# [Information given]
◆ ◆ ◆ ◆ ◆

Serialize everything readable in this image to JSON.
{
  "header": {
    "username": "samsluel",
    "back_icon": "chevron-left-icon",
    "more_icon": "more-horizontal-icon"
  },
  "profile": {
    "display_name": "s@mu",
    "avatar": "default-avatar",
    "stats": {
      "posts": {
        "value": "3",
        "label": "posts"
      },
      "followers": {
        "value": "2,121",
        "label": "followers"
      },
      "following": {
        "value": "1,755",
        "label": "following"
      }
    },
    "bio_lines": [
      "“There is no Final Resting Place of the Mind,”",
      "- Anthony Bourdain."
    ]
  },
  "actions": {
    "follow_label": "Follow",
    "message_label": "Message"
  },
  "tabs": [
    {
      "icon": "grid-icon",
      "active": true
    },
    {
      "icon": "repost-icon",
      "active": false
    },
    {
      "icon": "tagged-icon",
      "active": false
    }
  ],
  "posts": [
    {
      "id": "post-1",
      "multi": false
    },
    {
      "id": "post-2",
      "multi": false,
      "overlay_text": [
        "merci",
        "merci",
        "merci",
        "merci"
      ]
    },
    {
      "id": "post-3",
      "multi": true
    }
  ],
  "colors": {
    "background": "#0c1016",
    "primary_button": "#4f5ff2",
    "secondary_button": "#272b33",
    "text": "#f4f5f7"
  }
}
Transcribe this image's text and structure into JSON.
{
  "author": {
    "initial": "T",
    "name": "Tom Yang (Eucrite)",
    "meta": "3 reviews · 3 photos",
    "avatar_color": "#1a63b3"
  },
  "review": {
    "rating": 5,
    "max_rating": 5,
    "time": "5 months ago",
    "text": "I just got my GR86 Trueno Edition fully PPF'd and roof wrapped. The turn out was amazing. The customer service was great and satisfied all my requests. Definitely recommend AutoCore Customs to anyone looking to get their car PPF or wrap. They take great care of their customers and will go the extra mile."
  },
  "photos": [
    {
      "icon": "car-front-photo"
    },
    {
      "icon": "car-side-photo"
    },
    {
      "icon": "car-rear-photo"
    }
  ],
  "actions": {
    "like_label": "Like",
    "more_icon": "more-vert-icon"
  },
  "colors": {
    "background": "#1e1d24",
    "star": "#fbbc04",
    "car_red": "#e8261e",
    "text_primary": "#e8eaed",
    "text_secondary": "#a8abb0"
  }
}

◆ ◆ ◆ ◆ ◆

# [Problem description]
Which lines of the data above contain "background"? Copy each one.

# [Response for this exercise]
    "background": "#0c1016",
    "background": "#1e1d24",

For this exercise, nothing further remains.